═════ Raw data ═════
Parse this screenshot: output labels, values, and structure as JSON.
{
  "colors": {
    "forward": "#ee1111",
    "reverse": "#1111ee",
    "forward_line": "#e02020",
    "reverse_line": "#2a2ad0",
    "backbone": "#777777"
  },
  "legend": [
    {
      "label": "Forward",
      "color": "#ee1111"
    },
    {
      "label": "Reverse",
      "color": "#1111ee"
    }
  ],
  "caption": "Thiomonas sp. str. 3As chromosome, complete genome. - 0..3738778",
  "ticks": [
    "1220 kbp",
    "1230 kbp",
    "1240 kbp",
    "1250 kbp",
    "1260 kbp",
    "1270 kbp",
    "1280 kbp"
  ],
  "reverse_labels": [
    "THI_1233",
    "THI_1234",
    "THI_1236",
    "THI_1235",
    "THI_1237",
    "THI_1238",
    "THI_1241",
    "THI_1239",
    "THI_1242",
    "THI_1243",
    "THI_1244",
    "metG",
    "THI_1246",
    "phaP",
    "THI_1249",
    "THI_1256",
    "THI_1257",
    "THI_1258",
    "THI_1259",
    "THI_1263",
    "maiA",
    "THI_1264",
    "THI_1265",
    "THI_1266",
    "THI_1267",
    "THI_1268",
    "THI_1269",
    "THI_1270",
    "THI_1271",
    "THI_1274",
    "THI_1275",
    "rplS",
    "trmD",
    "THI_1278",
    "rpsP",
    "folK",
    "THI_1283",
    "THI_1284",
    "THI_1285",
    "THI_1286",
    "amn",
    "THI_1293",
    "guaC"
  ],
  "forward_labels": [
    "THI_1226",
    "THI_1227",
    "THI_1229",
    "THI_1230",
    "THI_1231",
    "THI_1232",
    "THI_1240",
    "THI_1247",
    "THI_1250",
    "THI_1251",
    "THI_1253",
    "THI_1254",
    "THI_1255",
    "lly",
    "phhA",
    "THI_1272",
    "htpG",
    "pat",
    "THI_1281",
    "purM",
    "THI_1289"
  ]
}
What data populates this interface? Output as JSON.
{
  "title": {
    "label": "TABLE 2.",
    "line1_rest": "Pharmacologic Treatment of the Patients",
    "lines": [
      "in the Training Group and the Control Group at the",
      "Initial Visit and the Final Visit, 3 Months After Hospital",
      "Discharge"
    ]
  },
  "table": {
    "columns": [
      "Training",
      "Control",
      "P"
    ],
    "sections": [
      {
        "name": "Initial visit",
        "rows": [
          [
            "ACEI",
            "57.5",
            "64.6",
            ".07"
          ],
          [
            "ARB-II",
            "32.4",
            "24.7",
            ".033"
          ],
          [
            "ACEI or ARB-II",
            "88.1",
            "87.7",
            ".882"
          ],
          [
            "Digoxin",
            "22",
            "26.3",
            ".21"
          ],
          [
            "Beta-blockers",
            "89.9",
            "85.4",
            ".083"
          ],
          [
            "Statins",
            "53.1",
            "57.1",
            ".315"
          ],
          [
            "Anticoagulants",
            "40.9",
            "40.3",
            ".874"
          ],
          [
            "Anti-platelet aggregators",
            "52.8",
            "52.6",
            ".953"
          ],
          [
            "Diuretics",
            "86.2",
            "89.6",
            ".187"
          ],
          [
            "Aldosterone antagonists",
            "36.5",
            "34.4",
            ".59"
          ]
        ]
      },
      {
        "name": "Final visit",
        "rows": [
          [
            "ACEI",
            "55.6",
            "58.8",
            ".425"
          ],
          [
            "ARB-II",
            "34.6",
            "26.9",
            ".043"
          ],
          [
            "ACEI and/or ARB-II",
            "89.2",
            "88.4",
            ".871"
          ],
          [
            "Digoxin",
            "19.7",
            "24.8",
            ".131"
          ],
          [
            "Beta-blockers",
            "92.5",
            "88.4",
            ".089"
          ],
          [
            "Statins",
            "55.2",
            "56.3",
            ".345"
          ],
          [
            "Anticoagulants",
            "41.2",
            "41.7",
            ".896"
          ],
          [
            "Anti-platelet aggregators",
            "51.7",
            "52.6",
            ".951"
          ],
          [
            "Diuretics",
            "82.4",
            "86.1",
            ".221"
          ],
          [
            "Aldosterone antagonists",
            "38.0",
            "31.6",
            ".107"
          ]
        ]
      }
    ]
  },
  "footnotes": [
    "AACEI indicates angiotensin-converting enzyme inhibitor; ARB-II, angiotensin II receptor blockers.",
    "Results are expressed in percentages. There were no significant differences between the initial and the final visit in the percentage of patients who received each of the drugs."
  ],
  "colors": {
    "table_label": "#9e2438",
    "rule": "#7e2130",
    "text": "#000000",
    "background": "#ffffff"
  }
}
═════
> Instructions to follow: Return from the data every line that holds "name".

> Task output:
        "name": "Initial visit",
        "name": "Final visit",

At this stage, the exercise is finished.